§ INSTRUÇÃO ESCRITA 1:
Renomeie "private-tag" para "tag-privada" nas linhas da listagem que vão da linha com "user-row[interactable]: D-E-Z [8]" até a linha com "user-name[interactable]: D-E-Z [1838, 252, 1903, 276]", e reproduza apenas essas linhas, sem nenhuma outra alteração.

§ TEXTO:
<<<<

Você pagaria R$ 50,00 em um morango? A pergunta, que pode soar absurda à primeira vista, se tornou cada vez mais plausível nas últimas semanas. Desde o início de julho, confeitarias e redes sociais foram invadidas por vídeos de morangos cobertos com uma casquinha crocante de açúcar, polvilhados com leite em pó ou confeitos. O “morango do amor”, como vem sendo chamado, se espalhou com velocidade impressionante e virou uma febre de consumo.
Em Juazeiro e Petrolina, a procura foi tão grande que algumas confeiteiras relataram filas de espera, estoques esgotados de morangos e até sobrecarga de trabalho. A influenciadora Millena Moreira chegou a afirmar que um cliente teria pago R$ 50,00 para garantir a sobremesa.
Outra confeiteira se referiu ao momento como “a segunda Páscoa do ano”.
Mas afinal, o que explica o fenômeno de um doce tão simples ter se tornado um objeto de desejo e, ao mesmo tempo, de performance digital?
Entre a sobremesa e a encenação
A confeiteira Geisa Xavier, que atua no bairro Coreia, em Juazeiro, descreve o momento como histórico para seu negócio. “A procura está absurda! Parece clima de Páscoa, o produto está esgotando muito rápido, e a cada minuto chegam mais e mais pedidos pelo site e mensagens no direct, e mesmo assim a gente não tá dando conta da demanda. Muita gente fica sem.”

>>>>

§ INSTRUÇÃO ESCRITA 2:
Traduza para o inglês a frase do texto sobre o morango do amor "Outra confeiteira se referiu ao momento como “a segunda Páscoa do ano”."

§ TRECHOS DOS DADOS:
<<<<

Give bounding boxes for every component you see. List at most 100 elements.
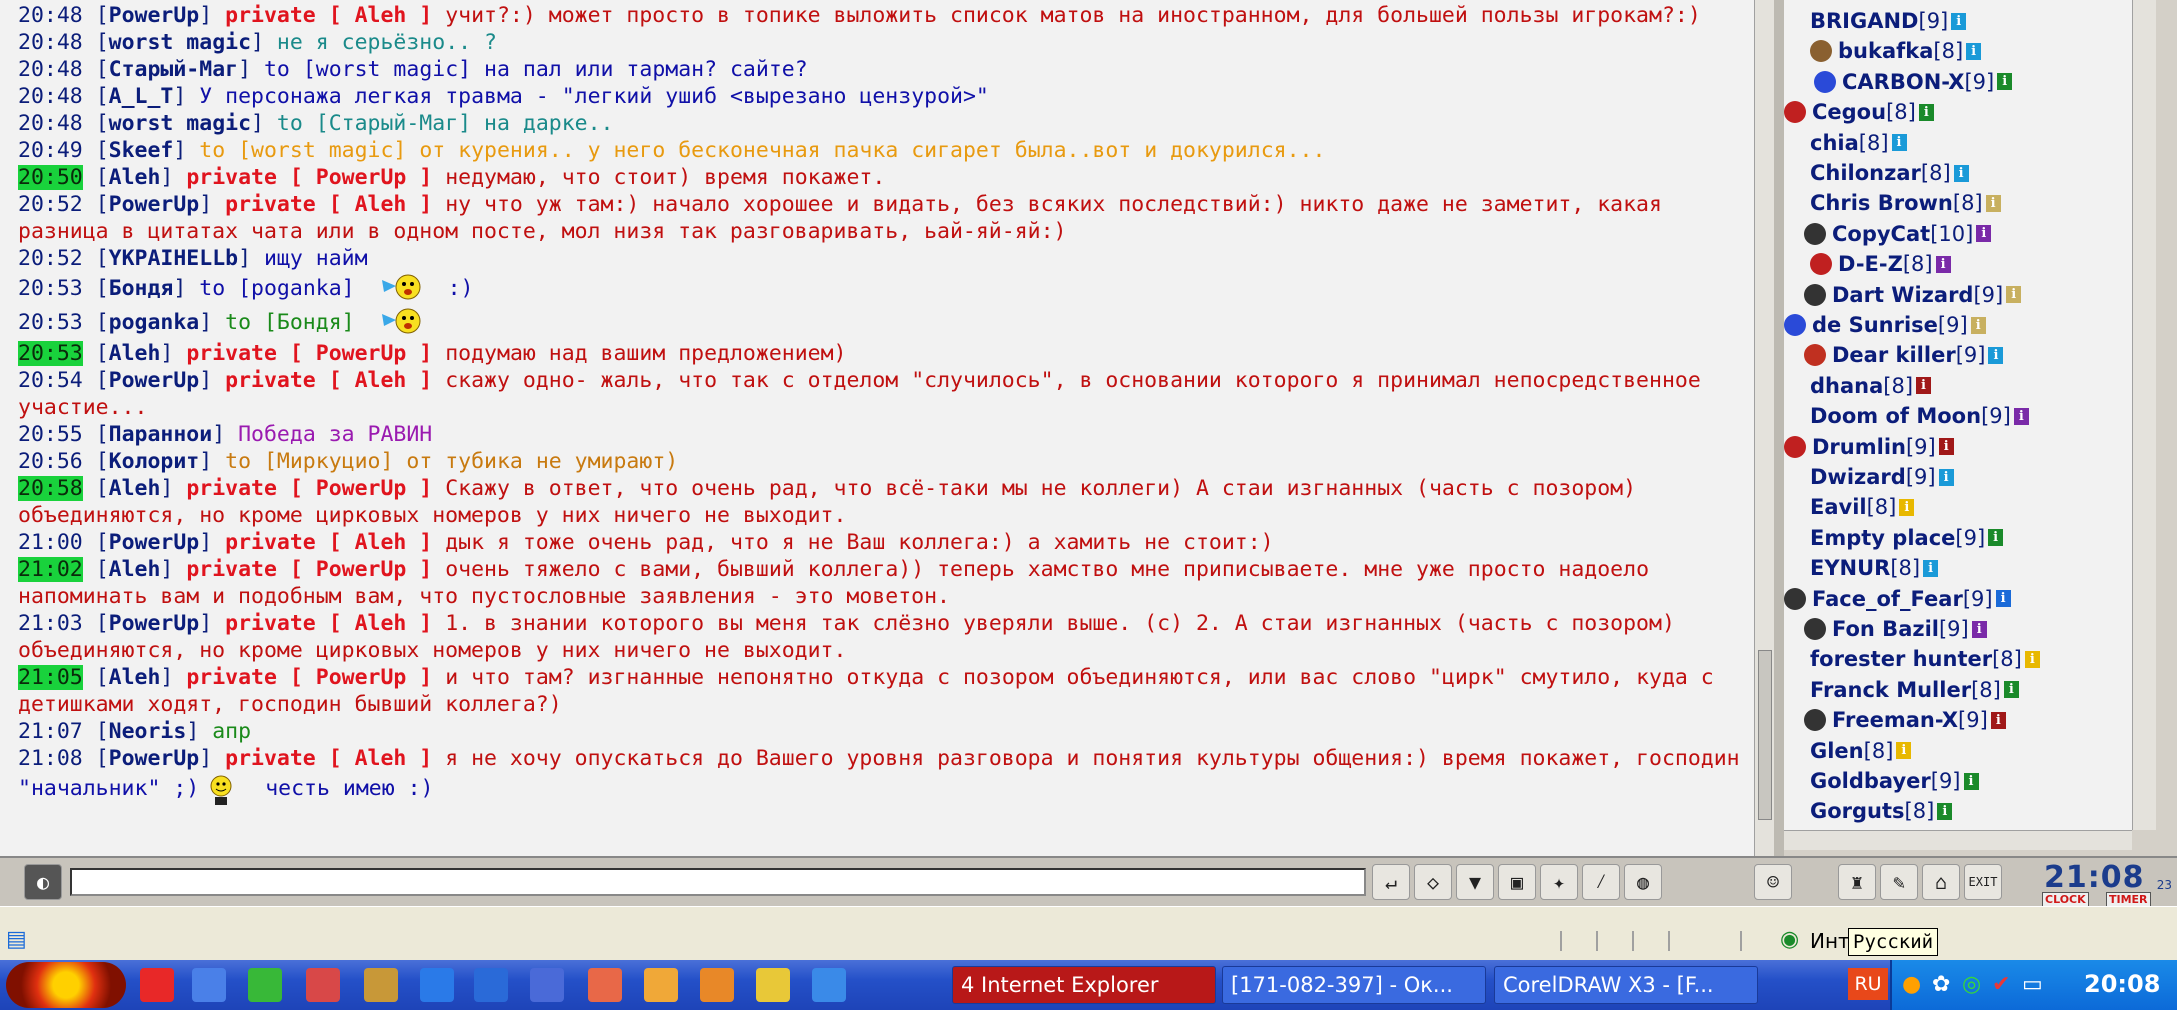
user-row[interactable]: D-E-Z [8] i [1810, 249, 1951, 279]
ql-app-icon[interactable] [644, 968, 678, 1002]
info-icon[interactable]: i [1988, 346, 2004, 364]
task-coreldraw[interactable]: CorelDRAW X3 - [F... [1494, 966, 1758, 1004]
ql-app-icon[interactable] [364, 968, 398, 1002]
user-name[interactable]: Drumlin [1812, 435, 1906, 459]
chat-input[interactable] [70, 868, 1366, 896]
info-icon[interactable]: i [1896, 742, 1912, 760]
user-list-hscrollbar[interactable] [1784, 830, 2132, 850]
sound-icon[interactable]: ◍ [1624, 864, 1662, 900]
message-nick[interactable]: PowerUp [109, 192, 200, 217]
translit-icon[interactable]: ⁄ [1582, 864, 1620, 900]
private-tag[interactable]: private [ Aleh ] [225, 368, 432, 393]
private-tag[interactable]: private [ Aleh ] [225, 192, 432, 217]
info-icon[interactable]: i [1899, 498, 1915, 516]
user-name[interactable]: Goldbayer [1810, 769, 1931, 793]
user-name[interactable]: forester hunter [1810, 647, 1992, 671]
user-name[interactable]: Dwizard [1810, 465, 1906, 489]
message-nick[interactable]: Neoris [109, 719, 187, 744]
task-window[interactable]: [171-082-397] - Ок... [1222, 966, 1486, 1004]
user-name[interactable]: D-E-Z [1838, 252, 1903, 276]
message-nick[interactable]: Aleh [109, 476, 161, 501]
user-name[interactable]: chia [1810, 131, 1859, 155]
ql-app-icon[interactable] [248, 968, 282, 1002]
info-icon[interactable]: i [1935, 255, 1951, 273]
user-row[interactable]: Dear killer [9] i [1804, 340, 2004, 370]
message-nick[interactable]: PowerUp [109, 3, 200, 28]
private-tag[interactable]: private [ Aleh ] [225, 530, 432, 555]
private-tag[interactable]: private [ PowerUp ] [186, 476, 432, 501]
info-icon[interactable]: i [1938, 438, 1954, 456]
private-tag[interactable]: private [ PowerUp ] [186, 165, 432, 190]
clock-button[interactable]: CLOCK [2042, 892, 2089, 907]
message-nick[interactable]: Aleh [109, 165, 161, 190]
user-name[interactable]: Dart Wizard [1832, 283, 1973, 307]
user-name[interactable]: Eavil [1810, 495, 1867, 519]
private-tag[interactable]: private [ Aleh ] [225, 746, 432, 771]
user-name[interactable]: Glen [1810, 739, 1864, 763]
user-name[interactable]: EYNUR [1810, 556, 1890, 580]
message-nick[interactable]: Бондя [109, 276, 174, 301]
smile-icon[interactable]: ☺ [1754, 864, 1792, 900]
user-row[interactable]: Glen [8] i [1810, 736, 1912, 766]
message-nick[interactable]: Колорит [109, 449, 200, 474]
user-name[interactable]: CARBON-X [1842, 70, 1964, 94]
inventory-icon[interactable]: ✎ [1880, 864, 1918, 900]
eraser-icon[interactable]: ◇ [1414, 864, 1452, 900]
message-nick[interactable]: Aleh [109, 557, 161, 582]
info-icon[interactable]: i [1953, 164, 1969, 182]
user-row[interactable]: Face_of_Fear [9] i [1784, 584, 2011, 614]
info-icon[interactable]: i [1985, 194, 2001, 212]
user-row[interactable]: Gorguts [8] i [1810, 796, 1953, 826]
user-name[interactable]: Chilonzar [1810, 161, 1921, 185]
info-icon[interactable]: i [1971, 620, 1987, 638]
user-row[interactable]: Doom of Moon [9] i [1810, 401, 2029, 431]
message-nick[interactable]: Параннои [109, 422, 213, 447]
ql-app-icon[interactable] [530, 968, 564, 1002]
tray-icon[interactable]: ◎ [1962, 972, 1981, 997]
info-icon[interactable]: i [1966, 42, 1982, 60]
message-nick[interactable]: PowerUp [109, 611, 200, 636]
user-name[interactable]: CopyCat [1832, 222, 1930, 246]
message-nick[interactable]: PowerUp [109, 368, 200, 393]
send-icon[interactable]: ↵ [1372, 864, 1410, 900]
user-row[interactable]: Chilonzar [8] i [1810, 158, 1969, 188]
recipient-tag[interactable]: to [Бондя] [225, 310, 354, 335]
info-icon[interactable]: i [1976, 225, 1992, 243]
user-list-scrollbar[interactable] [2132, 0, 2156, 830]
info-icon[interactable]: i [1995, 590, 2011, 608]
language-indicator[interactable]: RU [1848, 968, 1888, 1000]
message-nick[interactable]: Старый-Маг [109, 57, 238, 82]
user-row[interactable]: Freeman-X [9] i [1804, 705, 2006, 735]
user-row[interactable]: Goldbayer [9] i [1810, 766, 1979, 796]
user-name[interactable]: Face_of_Fear [1812, 587, 1963, 611]
info-icon[interactable]: i [1918, 103, 1934, 121]
info-icon[interactable]: i [1923, 559, 1939, 577]
message-nick[interactable]: worst magic [109, 30, 251, 55]
ql-app-icon[interactable] [700, 968, 734, 1002]
save-icon[interactable]: ▣ [1498, 864, 1536, 900]
tray-icon[interactable]: ▭ [2022, 972, 2043, 997]
ql-app-icon[interactable] [812, 968, 846, 1002]
tray-icon[interactable]: ✿ [1932, 972, 1950, 997]
user-row[interactable]: de Sunrise [9] i [1784, 310, 1986, 340]
user-row[interactable]: Dwizard [9] i [1810, 462, 1954, 492]
info-icon[interactable]: i [2006, 286, 2022, 304]
info-icon[interactable]: i [1970, 316, 1986, 334]
message-nick[interactable]: PowerUp [109, 530, 200, 555]
info-icon[interactable]: i [1963, 772, 1979, 790]
chat-scrollbar-thumb[interactable] [1758, 650, 1772, 820]
message-nick[interactable]: Skeef [109, 138, 174, 163]
exit-icon[interactable]: EXIT [1964, 864, 2002, 900]
user-name[interactable]: Chris Brown [1810, 191, 1953, 215]
user-name[interactable]: Dear killer [1832, 343, 1956, 367]
bottle-icon[interactable]: ♜ [1838, 864, 1876, 900]
user-row[interactable]: Dart Wizard [9] i [1804, 280, 2022, 310]
chat-mode-icon[interactable]: ◐ [24, 864, 62, 900]
info-icon[interactable]: i [1990, 711, 2006, 729]
user-row[interactable]: Cegou [8] i [1784, 97, 1934, 127]
recipient-tag[interactable]: to [worst magic] [264, 57, 471, 82]
user-name[interactable]: Franck Muller [1810, 678, 1971, 702]
user-row[interactable]: BRIGAND [9] i [1810, 6, 1967, 36]
start-button[interactable] [6, 962, 126, 1008]
run-icon[interactable]: ✦ [1540, 864, 1578, 900]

>>>>

§ RESPOSTA COMPLETA 1:
user-row[interactable]: D-E-Z [8] i [1810, 249, 1951, 279]
ql-app-icon[interactable] [644, 968, 678, 1002]
info-icon[interactable]: i [1988, 346, 2004, 364]
task-coreldraw[interactable]: CorelDRAW X3 - [F... [1494, 966, 1758, 1004]
ql-app-icon[interactable] [364, 968, 398, 1002]
user-name[interactable]: Drumlin [1812, 435, 1906, 459]
chat-input[interactable] [70, 868, 1366, 896]
info-icon[interactable]: i [1896, 742, 1912, 760]
user-list-hscrollbar[interactable] [1784, 830, 2132, 850]
sound-icon[interactable]: ◍ [1624, 864, 1662, 900]
message-nick[interactable]: PowerUp [109, 192, 200, 217]
translit-icon[interactable]: ⁄ [1582, 864, 1620, 900]
tag-privada[interactable]: private [ Aleh ] [225, 368, 432, 393]
tag-privada[interactable]: private [ Aleh ] [225, 192, 432, 217]
info-icon[interactable]: i [1899, 498, 1915, 516]
user-name[interactable]: Goldbayer [1810, 769, 1931, 793]
user-name[interactable]: forester hunter [1810, 647, 1992, 671]
user-name[interactable]: Dwizard [1810, 465, 1906, 489]
message-nick[interactable]: Neoris [109, 719, 187, 744]
task-window[interactable]: [171-082-397] - Ок... [1222, 966, 1486, 1004]
user-name[interactable]: D-E-Z [1838, 252, 1903, 276]

§ RESPOSTA COMPLETA 2:
Another confectioner referred to the moment as "the second Easter of the year."